__Text segment__
Catholics and Orthodox are prone to cite this moment as the decisive and fatal intrusion of the Lutheran spirit of individualism and anti-authoritarianism into Christianity, and to point to the baneful consequences for Christendom which followed. Yet Luther does not insert his own will into the matter but actually binds his will to the Word of God, and submits to that Word as a higher authority than popes or church councils, which have demonstrably erred. In the face of the trade in indulgences and the theology of human merit attached thereto, Luther was effectively challenging the church of the day to restore scripture to its primacy as the sole infallible and inspired authority for the church, not by merely giving it lip-service, but by actually allowing scripture to function as both authority and judge in theological matters. Luther's speech at Worms was not an attack on legitimate authority, it was a call to restore a proper hierarchy of authorities in the church, which had usurped to itself the right to institute means of grace without divine warrant. Luther was not the innovator at Worms, but was reprising an ancient stream of patristic theology which finds concise expression in these words of Cyril of Jerusalem, "concerning the divine and holy mysteries of the Faith, not even a casual statement must be delivered without the Holy Scriptures; nor must we be drawn aside by mere plausibility and artifices of speech."

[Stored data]

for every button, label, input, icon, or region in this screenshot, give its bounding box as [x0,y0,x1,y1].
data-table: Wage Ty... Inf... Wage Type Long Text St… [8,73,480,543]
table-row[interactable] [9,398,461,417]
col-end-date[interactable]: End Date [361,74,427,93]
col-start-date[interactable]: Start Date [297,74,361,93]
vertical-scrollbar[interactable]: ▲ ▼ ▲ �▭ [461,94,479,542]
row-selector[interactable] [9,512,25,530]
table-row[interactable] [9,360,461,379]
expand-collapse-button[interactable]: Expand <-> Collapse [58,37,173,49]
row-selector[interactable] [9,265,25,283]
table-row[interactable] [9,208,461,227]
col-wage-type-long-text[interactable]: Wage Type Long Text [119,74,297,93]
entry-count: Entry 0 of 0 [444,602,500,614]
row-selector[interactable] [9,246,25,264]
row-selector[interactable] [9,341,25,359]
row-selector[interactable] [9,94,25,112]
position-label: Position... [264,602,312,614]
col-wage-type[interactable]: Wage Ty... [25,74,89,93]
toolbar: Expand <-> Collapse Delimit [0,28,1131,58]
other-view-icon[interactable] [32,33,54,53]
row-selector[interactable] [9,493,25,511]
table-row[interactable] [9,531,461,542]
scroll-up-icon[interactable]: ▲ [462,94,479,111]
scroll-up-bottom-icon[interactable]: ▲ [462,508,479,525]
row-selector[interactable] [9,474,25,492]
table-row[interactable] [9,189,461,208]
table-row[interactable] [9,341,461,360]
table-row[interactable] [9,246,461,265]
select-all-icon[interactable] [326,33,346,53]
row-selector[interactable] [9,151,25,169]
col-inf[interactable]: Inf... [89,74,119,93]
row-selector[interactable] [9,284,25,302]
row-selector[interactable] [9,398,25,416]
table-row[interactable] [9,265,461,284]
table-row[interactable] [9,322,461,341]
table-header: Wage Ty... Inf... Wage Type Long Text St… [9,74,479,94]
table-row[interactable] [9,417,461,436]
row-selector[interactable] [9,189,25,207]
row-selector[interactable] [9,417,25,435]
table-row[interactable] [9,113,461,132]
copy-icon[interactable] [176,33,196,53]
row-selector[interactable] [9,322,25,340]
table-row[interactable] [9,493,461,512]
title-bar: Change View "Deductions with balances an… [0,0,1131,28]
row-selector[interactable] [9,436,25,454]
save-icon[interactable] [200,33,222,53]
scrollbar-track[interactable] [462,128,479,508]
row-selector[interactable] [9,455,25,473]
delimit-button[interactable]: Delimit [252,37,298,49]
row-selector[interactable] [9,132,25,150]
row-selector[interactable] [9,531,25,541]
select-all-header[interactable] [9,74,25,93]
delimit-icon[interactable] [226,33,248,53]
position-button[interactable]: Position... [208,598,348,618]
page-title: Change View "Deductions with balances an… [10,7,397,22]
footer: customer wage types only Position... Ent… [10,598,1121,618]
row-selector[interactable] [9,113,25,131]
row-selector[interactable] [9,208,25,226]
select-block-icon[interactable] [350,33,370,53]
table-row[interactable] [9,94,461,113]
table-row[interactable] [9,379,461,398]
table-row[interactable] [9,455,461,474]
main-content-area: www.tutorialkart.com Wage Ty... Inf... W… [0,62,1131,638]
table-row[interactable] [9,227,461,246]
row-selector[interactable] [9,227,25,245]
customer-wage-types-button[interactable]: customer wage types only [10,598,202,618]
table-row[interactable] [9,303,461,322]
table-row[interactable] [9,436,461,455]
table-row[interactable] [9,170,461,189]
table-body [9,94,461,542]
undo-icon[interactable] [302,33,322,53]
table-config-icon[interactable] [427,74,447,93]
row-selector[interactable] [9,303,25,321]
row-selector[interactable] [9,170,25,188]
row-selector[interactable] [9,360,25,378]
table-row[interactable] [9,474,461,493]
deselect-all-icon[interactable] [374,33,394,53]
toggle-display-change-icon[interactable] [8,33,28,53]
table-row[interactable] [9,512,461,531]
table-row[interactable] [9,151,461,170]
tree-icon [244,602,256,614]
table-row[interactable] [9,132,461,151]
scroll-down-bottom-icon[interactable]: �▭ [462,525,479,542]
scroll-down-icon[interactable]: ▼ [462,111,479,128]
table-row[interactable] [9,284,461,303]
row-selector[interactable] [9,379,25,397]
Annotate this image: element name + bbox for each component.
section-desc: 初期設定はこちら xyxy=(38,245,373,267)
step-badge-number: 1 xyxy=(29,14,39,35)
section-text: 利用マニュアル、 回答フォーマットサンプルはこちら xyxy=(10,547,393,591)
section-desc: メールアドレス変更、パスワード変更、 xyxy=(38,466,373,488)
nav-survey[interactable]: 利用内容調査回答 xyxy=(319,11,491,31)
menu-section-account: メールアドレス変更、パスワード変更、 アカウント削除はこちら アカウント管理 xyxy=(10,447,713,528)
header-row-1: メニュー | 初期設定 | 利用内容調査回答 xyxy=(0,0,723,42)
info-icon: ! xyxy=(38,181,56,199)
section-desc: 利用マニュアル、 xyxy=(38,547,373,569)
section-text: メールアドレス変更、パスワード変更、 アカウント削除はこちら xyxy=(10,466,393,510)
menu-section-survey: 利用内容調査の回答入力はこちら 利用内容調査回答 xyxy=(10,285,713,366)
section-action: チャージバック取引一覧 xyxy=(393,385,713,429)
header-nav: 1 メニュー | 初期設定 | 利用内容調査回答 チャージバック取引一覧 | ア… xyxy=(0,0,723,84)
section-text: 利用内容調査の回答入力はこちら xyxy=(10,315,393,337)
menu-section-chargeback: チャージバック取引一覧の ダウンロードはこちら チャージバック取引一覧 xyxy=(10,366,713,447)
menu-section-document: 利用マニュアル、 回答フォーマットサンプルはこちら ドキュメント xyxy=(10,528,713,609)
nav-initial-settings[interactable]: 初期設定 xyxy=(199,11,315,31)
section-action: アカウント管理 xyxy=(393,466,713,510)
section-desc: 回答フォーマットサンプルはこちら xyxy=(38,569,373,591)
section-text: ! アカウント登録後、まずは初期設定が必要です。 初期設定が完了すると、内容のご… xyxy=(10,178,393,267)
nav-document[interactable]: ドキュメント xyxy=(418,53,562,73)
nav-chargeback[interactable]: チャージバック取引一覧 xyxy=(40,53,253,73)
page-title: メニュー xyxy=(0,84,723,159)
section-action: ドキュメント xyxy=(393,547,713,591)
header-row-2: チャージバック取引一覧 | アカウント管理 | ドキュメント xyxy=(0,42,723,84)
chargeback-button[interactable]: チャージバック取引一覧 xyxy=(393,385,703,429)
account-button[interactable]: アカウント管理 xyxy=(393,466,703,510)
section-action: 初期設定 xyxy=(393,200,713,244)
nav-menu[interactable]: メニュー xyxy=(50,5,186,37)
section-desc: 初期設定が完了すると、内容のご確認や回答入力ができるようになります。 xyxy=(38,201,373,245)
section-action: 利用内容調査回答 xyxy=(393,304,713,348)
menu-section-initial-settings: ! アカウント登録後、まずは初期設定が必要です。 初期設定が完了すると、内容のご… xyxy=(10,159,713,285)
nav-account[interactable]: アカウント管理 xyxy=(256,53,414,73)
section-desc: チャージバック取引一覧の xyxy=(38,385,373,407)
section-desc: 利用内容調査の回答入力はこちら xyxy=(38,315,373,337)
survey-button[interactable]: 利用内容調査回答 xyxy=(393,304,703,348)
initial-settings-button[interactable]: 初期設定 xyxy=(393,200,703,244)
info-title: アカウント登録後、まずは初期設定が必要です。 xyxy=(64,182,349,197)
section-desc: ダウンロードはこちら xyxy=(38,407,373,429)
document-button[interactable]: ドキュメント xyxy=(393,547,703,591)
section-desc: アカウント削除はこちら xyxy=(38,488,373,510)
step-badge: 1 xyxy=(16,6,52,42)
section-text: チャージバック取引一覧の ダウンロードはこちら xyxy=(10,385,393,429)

__Problem to solve__
Write the next part of the passage on Luther at Worms, beginning right after its final sentence. These records were taken from a separate source.

__Output for this task__
Many of the distinctive doctrines and practices of both Roman Catholicism and Eastern Orthodoxy are, I grant, set forth with skillful appeals to 'plausibility' and framed with great 'artifice of speech' and 'ingenious reasoning', but where are the demonstrations from Holy Scripture that important witnesses from church history like Cyril (and Luther) say are absolutely necessary?

For more quotations from the Fathers on the authority of scripture and other topics, see my other blog, Lutheran Catholicity [link provided at top of column to the right of this page].


Melanchthon said...

Amen and amen!

What good is any authority if it is contrary to Scripture?

Lvka said...

And what, pray, was Cyril's view on relics, prayers for the dead, prayers to Saints, holy water, icons, and so on? :-)

Mediaeval said...

Might it be said that for Protestants, ecclesiastical authority is such a light yoke that Roman Catholics and Orthodox do not recognize it, such light authority being so unfamiliar? I get the impression that some RC's and Orthodox do not consider church authority real unless it stings a little.

Pr Mark Henderson said...

I seem to be having trouble approving your comments (technically, not personally!), so I've had to copy and past your comment here:

Dear Pastor Mark,

Clearly, Saint Cyril of Jerusalem saw his teaching grounded in and proven by Holy Scripture.

The question is, though, what did Saint Cyril mean by "proof from the Scriptures." It may well be that he meant something very different from what Luther.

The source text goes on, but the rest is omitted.